* _RECORDS_
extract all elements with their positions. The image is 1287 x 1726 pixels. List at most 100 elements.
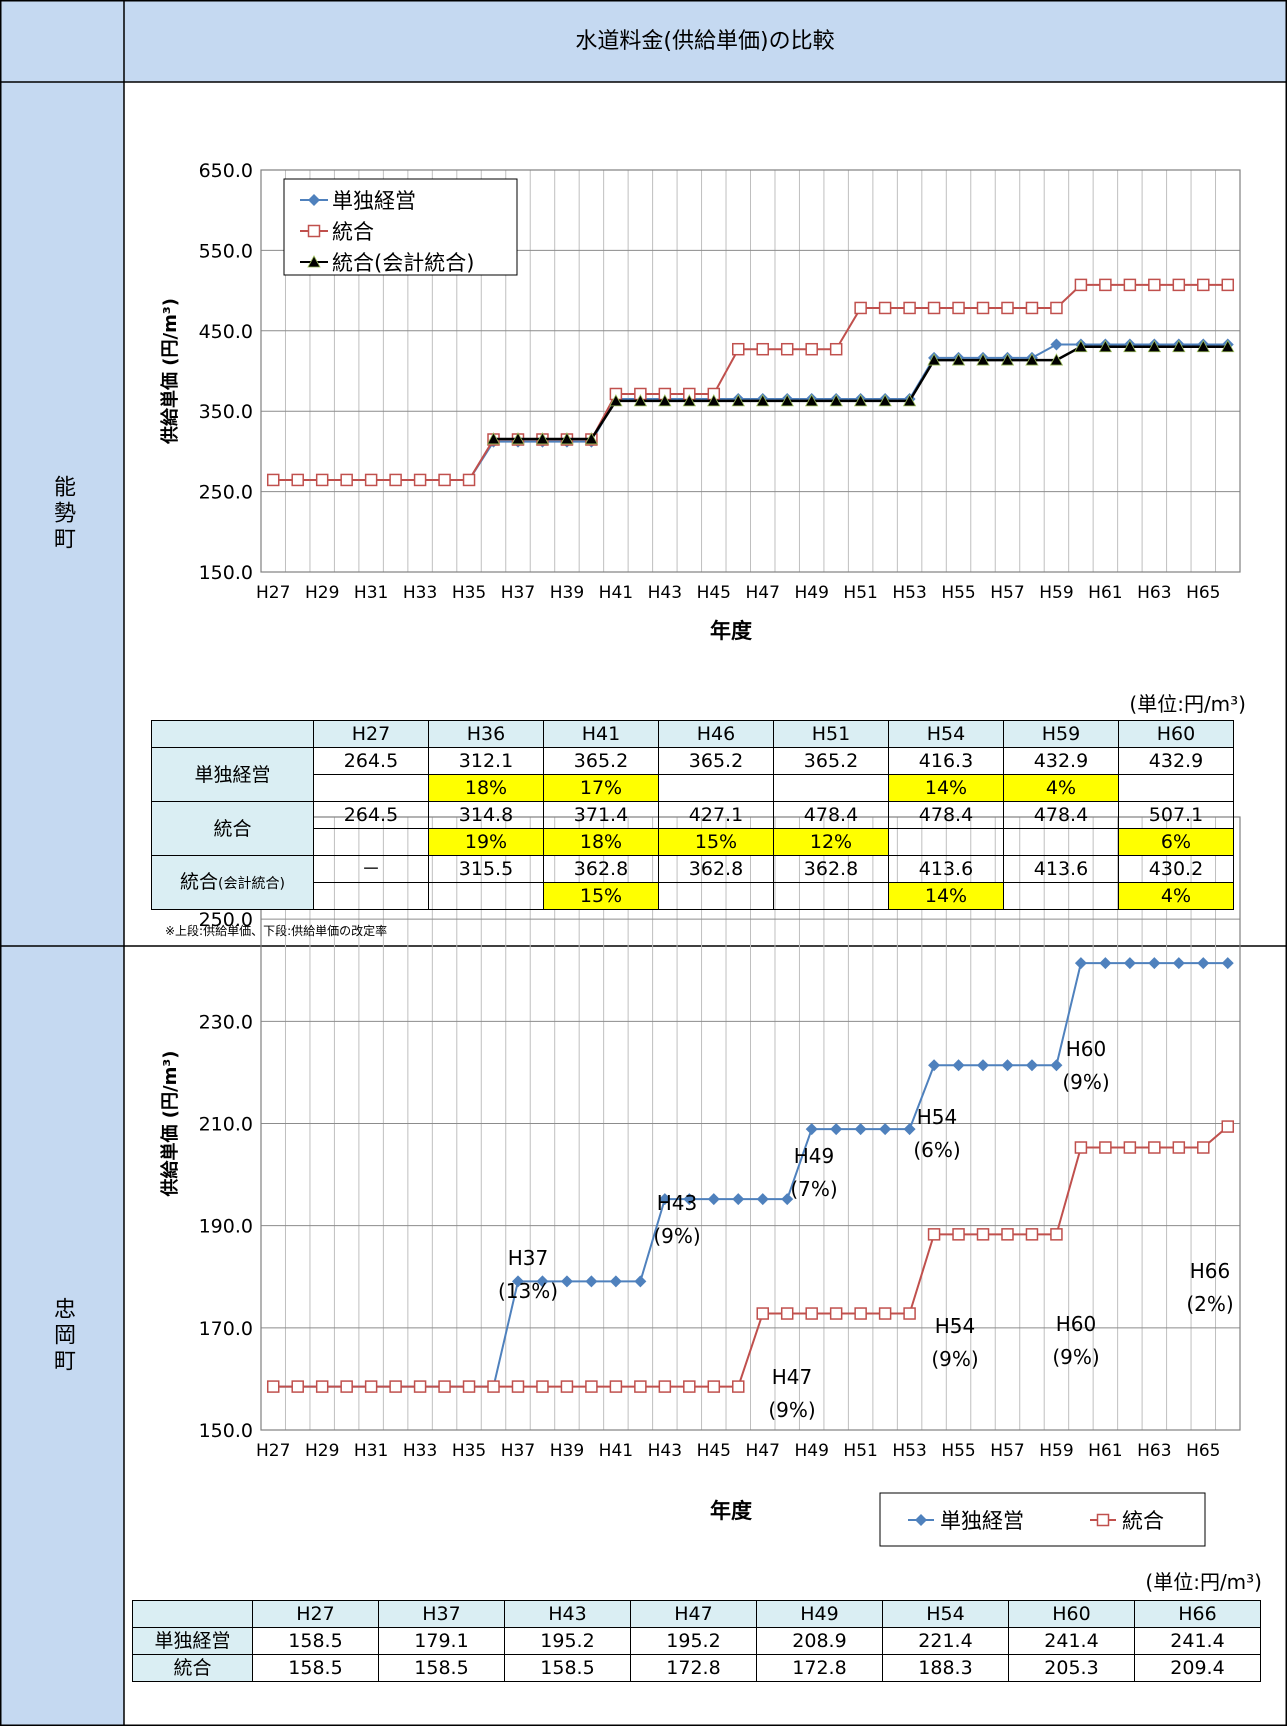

==

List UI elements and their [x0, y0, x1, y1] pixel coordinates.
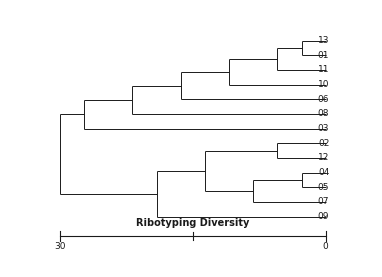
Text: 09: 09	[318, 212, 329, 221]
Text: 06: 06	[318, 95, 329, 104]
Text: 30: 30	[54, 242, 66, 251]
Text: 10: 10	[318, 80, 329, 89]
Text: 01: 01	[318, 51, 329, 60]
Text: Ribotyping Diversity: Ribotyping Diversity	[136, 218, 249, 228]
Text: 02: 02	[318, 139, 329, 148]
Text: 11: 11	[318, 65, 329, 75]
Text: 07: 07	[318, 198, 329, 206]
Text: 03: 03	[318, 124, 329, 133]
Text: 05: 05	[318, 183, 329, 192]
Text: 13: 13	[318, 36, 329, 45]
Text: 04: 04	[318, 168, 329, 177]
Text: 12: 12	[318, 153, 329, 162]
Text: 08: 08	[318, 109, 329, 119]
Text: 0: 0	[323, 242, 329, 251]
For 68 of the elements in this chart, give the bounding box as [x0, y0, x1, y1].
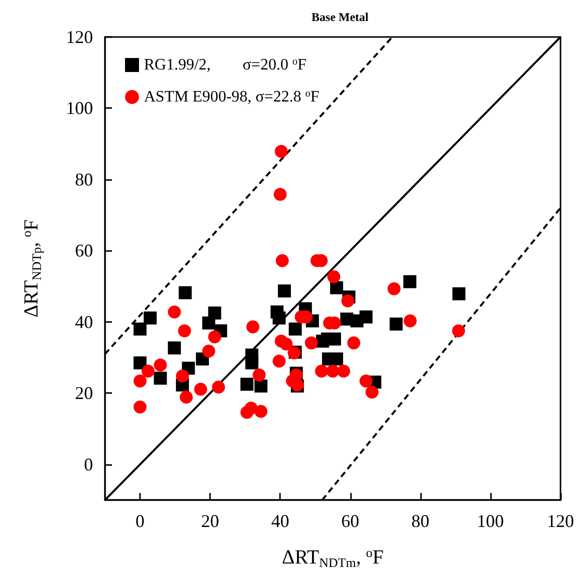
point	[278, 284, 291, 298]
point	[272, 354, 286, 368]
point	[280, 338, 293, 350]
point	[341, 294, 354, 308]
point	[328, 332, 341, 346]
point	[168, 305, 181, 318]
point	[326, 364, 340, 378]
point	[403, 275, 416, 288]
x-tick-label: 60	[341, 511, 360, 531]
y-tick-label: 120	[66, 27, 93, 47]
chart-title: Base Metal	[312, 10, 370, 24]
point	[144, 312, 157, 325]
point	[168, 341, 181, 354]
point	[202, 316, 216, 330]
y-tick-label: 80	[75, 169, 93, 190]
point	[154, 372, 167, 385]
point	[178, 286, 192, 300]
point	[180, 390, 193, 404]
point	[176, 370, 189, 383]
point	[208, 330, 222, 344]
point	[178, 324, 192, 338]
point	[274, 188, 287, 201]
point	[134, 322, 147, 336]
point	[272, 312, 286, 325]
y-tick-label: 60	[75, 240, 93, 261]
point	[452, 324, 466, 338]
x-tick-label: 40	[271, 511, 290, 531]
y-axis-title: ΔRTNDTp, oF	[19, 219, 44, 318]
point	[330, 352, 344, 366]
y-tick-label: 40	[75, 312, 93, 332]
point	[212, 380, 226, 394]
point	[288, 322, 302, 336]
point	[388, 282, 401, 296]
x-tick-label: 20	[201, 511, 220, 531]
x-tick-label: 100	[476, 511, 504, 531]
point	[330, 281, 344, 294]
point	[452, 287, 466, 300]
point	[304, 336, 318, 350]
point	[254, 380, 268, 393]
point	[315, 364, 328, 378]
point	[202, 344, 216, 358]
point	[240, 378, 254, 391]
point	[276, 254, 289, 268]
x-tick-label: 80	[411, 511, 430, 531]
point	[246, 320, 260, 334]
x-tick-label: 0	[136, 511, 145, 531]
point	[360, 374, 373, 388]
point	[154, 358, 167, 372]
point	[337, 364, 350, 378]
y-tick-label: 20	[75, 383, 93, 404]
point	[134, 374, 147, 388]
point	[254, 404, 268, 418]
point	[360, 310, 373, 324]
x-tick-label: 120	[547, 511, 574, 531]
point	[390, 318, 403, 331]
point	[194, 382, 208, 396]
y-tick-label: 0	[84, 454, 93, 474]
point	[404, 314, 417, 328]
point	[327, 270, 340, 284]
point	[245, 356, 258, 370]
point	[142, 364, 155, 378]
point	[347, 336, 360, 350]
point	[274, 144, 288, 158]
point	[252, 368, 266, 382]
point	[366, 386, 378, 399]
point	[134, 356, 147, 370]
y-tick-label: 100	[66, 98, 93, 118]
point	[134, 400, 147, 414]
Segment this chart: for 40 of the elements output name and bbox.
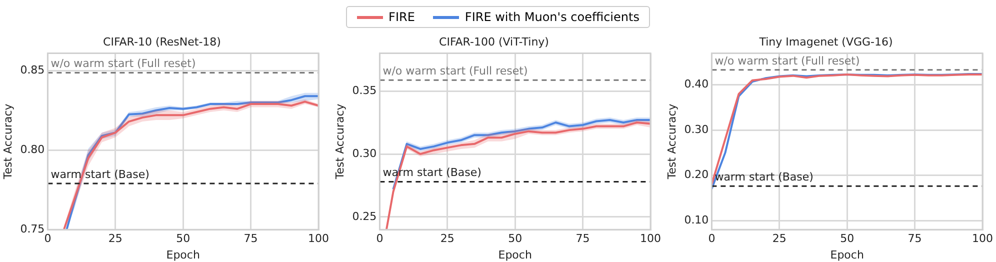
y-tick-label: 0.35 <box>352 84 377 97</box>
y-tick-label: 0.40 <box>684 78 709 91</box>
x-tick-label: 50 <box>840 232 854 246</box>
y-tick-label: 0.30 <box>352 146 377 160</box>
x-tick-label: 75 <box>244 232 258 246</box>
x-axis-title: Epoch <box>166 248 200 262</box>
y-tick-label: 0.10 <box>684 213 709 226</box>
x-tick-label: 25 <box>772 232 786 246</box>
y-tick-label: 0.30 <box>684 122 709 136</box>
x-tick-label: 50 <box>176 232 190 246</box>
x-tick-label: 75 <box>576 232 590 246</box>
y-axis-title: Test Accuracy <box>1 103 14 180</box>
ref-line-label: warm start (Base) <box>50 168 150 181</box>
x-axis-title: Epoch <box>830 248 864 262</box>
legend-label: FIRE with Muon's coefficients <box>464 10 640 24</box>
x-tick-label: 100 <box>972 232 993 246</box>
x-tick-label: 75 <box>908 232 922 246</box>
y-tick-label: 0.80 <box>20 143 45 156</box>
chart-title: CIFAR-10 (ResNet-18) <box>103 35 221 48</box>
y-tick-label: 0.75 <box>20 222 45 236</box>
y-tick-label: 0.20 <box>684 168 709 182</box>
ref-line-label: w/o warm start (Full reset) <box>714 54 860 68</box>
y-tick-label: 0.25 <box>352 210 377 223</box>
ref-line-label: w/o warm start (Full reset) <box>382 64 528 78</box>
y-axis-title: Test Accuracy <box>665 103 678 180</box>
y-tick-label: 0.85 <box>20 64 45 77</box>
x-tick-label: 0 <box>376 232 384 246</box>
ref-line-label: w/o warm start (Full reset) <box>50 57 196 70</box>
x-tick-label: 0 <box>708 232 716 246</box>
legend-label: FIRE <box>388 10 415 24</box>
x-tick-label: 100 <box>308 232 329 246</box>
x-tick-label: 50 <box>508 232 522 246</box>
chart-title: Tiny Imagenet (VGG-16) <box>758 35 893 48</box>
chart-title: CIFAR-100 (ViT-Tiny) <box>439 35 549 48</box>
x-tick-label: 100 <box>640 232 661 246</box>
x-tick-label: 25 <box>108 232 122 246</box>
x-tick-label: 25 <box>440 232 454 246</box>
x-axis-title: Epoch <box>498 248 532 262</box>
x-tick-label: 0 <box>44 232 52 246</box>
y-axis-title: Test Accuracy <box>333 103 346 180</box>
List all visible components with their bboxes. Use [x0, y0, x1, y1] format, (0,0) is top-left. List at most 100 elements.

* _AIM_
Gather every line of the entries above that contains the word "elements", and copy each one out.

* _RESULT_
extract all elements with their positions. The image is 1287 x 1726 pixels. List at most 100 elements.
List UI elements and their [x0, y0, x1, y1] pixel coordinates.
For 68 of the elements in this chart, give the bounding box as [x0, y0, x1, y1].
Segment this chart: for 40 of the elements output name and bbox.
List all visible components with their bboxes. Use [x0, y0, x1, y1] format, (0,0) is top-left. List at most 100 elements.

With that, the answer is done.